#### [TASK DIRECTIONS]
Search the material for the string "data" and copy each line where it occurs.

#### [SOURCE MATERIAL]
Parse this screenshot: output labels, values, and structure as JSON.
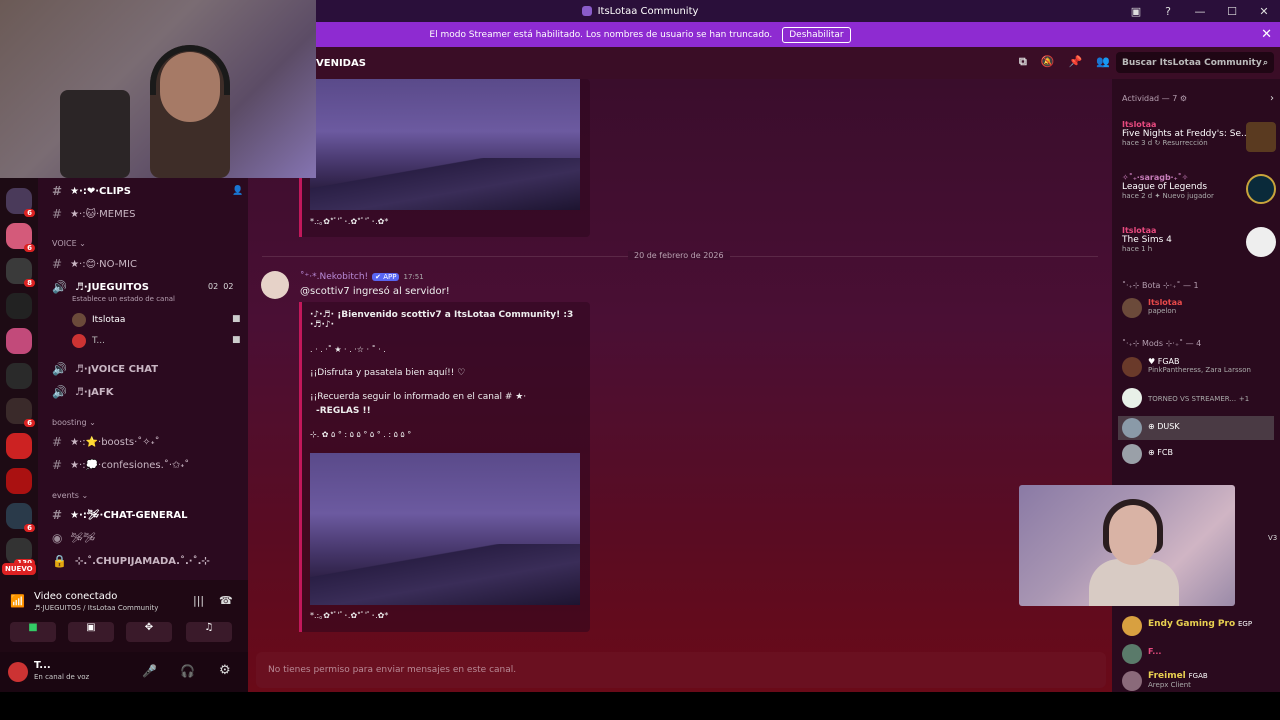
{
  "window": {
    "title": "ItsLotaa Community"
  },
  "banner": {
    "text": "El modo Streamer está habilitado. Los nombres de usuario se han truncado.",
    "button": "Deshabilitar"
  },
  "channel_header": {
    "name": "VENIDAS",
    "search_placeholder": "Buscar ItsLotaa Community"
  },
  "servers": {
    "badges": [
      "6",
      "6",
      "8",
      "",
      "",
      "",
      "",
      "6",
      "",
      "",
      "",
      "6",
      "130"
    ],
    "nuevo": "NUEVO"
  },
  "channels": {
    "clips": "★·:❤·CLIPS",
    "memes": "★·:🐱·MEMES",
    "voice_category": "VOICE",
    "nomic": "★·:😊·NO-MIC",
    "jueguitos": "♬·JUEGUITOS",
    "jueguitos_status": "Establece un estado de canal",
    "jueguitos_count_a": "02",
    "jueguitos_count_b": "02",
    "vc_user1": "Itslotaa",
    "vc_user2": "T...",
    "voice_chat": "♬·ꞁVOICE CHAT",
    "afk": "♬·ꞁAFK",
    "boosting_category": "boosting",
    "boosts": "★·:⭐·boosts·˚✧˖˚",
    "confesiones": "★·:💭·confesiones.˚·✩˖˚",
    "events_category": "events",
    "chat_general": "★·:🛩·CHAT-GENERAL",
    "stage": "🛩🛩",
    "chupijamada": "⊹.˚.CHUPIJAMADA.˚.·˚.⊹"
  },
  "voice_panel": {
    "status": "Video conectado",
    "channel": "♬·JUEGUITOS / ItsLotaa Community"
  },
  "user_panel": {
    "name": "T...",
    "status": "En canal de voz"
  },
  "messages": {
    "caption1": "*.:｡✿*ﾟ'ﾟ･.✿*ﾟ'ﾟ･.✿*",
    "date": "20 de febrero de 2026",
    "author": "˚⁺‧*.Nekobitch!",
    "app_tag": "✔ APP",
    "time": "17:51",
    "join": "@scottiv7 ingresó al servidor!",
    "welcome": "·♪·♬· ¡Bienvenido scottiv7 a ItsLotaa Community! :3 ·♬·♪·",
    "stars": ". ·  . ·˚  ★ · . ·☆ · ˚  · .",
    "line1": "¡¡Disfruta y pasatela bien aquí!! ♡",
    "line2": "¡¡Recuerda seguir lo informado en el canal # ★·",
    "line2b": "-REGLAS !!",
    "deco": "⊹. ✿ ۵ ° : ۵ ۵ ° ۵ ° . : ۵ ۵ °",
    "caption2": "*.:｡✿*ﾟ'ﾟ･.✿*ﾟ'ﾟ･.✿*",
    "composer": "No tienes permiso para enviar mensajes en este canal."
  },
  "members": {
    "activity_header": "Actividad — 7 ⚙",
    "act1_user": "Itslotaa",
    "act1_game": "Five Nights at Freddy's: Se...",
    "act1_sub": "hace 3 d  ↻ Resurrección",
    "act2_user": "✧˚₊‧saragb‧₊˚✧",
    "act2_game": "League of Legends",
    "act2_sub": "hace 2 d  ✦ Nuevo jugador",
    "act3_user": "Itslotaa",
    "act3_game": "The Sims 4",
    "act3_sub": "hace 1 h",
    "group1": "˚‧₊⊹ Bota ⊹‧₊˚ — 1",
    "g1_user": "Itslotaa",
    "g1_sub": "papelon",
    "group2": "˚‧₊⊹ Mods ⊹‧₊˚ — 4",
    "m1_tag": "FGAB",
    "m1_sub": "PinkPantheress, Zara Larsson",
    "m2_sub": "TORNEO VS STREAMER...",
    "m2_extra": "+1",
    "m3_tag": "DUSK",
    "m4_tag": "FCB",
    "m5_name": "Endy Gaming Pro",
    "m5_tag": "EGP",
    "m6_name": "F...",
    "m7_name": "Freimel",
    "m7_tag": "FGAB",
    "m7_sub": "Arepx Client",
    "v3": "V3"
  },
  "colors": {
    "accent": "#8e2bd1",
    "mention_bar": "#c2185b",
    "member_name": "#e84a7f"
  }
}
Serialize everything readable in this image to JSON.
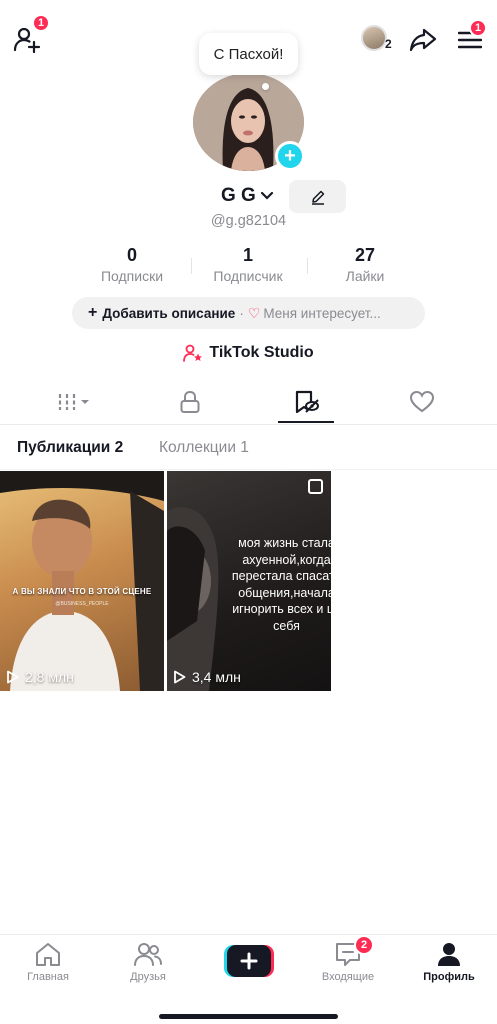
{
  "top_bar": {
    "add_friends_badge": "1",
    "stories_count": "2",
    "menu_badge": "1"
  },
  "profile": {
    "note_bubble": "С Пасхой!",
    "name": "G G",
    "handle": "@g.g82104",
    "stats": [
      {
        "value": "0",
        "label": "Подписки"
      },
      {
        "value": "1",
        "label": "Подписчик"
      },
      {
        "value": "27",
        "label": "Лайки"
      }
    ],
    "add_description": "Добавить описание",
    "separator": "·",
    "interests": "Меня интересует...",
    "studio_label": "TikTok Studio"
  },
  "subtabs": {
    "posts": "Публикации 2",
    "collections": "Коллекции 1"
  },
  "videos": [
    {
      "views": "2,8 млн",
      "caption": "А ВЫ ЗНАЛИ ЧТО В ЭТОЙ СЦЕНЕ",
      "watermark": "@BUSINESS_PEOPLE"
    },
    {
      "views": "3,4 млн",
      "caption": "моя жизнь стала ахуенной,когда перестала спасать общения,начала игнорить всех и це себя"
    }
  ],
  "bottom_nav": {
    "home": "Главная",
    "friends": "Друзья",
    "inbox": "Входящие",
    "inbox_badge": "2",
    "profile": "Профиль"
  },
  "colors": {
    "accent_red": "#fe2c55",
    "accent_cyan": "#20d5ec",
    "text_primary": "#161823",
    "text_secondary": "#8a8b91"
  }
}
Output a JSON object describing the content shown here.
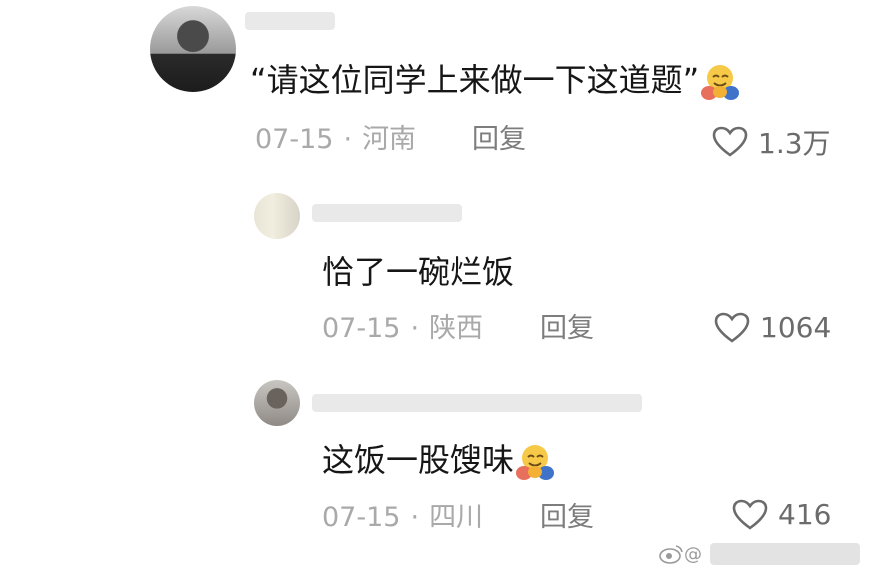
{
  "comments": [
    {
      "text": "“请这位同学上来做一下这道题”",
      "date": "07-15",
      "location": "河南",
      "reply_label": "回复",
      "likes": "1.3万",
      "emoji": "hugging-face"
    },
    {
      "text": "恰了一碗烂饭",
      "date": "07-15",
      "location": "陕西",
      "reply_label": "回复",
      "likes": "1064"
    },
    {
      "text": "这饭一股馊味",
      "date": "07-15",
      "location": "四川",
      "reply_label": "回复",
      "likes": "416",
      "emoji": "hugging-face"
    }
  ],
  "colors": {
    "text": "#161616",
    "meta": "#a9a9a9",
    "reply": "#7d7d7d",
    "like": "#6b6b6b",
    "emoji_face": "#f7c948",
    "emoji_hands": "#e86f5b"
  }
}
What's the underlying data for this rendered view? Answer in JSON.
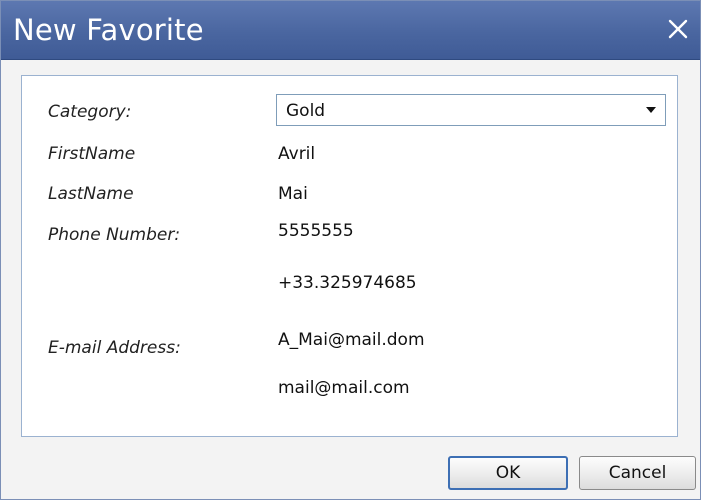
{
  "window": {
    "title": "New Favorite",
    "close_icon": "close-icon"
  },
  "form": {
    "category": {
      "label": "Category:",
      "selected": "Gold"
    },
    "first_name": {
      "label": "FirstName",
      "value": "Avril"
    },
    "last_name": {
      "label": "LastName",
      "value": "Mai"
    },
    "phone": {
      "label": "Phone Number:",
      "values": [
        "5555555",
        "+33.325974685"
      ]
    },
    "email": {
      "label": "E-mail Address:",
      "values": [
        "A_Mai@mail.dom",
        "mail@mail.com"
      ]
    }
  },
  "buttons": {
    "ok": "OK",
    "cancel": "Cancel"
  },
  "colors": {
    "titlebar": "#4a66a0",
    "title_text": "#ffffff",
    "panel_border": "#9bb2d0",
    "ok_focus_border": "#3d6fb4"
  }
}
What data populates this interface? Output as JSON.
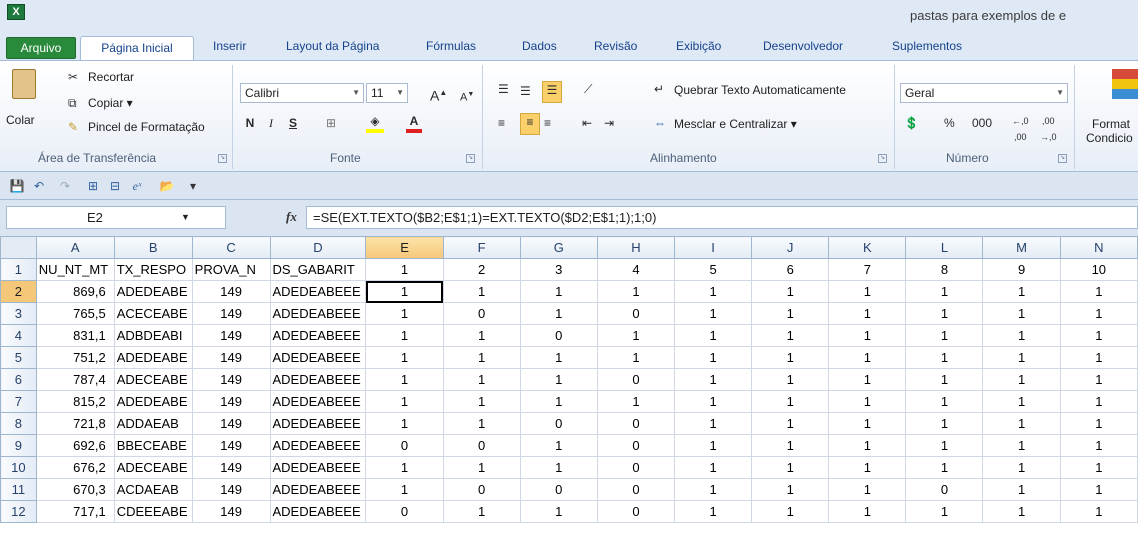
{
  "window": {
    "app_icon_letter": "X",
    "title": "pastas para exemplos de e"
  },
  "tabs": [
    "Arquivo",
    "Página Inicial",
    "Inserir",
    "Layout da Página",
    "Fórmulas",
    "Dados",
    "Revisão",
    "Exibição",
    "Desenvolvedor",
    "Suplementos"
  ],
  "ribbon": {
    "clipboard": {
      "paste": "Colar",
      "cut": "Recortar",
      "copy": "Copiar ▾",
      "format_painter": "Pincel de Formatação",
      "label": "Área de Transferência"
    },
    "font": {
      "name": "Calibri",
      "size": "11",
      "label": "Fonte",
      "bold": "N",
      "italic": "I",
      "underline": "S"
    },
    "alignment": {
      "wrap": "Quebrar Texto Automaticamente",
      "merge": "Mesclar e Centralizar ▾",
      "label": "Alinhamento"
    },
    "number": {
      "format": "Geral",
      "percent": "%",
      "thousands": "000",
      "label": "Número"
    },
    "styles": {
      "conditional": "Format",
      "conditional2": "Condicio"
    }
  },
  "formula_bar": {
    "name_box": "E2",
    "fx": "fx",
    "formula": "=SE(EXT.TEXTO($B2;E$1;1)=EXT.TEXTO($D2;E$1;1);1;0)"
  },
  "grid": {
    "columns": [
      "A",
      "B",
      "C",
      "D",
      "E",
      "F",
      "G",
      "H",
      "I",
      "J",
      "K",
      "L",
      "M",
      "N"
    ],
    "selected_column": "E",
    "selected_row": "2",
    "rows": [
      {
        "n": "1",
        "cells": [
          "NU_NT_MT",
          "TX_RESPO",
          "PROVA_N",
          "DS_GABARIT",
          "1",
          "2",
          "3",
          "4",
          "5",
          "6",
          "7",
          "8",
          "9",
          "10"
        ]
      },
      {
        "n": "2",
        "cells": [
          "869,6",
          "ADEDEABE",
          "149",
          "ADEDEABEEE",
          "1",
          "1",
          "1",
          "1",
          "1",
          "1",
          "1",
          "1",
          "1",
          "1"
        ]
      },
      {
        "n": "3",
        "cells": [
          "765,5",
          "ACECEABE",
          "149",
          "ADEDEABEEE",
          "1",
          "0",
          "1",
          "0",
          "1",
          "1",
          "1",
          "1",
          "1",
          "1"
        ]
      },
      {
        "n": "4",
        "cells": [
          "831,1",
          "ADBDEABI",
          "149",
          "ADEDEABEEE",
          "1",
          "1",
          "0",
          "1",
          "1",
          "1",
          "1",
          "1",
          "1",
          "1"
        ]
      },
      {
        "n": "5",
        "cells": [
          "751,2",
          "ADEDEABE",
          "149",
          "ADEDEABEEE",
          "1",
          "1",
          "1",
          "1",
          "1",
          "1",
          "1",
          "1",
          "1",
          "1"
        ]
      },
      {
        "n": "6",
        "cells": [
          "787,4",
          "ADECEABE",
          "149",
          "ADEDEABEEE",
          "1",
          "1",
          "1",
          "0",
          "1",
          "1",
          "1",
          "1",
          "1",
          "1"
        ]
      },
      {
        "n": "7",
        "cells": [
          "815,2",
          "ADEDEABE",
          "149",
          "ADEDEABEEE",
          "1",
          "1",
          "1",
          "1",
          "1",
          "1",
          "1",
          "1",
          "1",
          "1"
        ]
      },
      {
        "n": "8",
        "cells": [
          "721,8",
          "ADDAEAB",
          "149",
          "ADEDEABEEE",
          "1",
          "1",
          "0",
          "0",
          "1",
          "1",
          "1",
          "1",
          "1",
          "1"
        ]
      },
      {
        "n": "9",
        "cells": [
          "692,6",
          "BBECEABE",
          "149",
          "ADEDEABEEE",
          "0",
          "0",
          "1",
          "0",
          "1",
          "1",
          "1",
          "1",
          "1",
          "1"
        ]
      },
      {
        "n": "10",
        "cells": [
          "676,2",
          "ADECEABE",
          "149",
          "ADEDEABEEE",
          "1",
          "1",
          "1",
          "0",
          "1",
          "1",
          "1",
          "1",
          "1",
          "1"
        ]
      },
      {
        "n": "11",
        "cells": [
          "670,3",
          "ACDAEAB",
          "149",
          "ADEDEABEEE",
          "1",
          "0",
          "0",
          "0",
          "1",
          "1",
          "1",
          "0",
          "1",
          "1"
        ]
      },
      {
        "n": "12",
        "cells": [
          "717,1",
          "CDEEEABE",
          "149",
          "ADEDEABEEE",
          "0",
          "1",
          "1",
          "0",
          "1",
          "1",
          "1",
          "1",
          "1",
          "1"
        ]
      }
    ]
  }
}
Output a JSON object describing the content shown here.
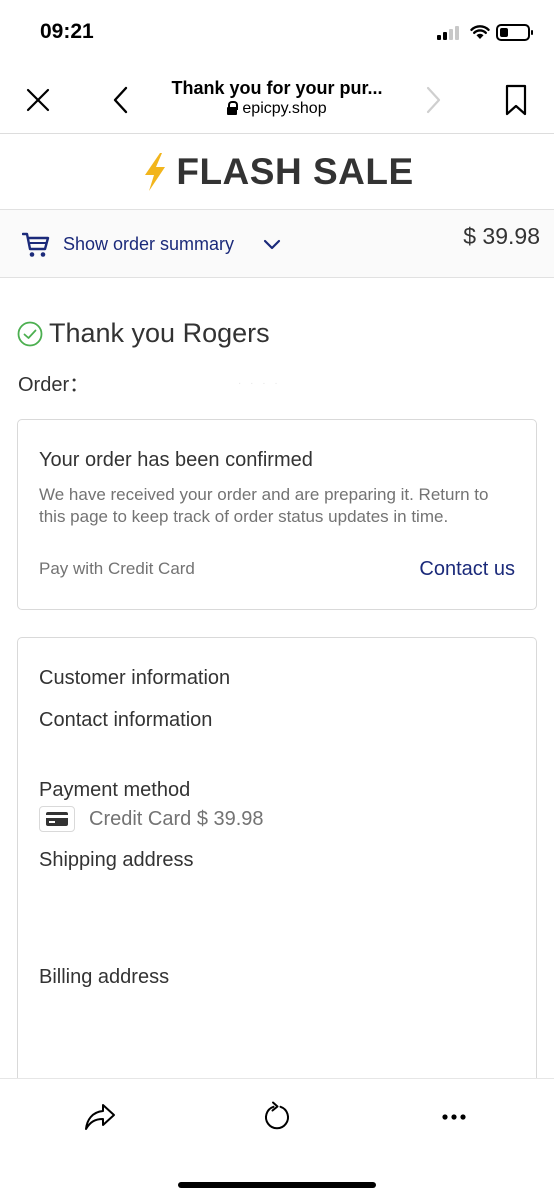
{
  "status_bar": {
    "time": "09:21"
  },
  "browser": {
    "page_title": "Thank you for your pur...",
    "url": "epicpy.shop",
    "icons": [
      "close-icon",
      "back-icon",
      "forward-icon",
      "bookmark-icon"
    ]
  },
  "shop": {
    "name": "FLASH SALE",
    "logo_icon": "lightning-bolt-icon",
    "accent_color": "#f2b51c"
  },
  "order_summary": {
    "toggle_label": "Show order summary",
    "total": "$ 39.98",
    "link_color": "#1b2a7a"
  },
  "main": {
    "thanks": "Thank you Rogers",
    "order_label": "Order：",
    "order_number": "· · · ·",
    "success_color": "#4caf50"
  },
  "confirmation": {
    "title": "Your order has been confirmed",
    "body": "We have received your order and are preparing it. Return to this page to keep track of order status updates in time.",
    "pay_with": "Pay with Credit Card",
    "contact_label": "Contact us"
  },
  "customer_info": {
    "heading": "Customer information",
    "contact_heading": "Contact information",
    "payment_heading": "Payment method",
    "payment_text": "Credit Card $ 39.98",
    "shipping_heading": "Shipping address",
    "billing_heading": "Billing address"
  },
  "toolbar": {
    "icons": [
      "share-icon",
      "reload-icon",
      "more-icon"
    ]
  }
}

#### [EXPECTED ANSWER]
What's the underlying data for this rendered view? Answer in JSON.
What data populates this interface? Output as JSON.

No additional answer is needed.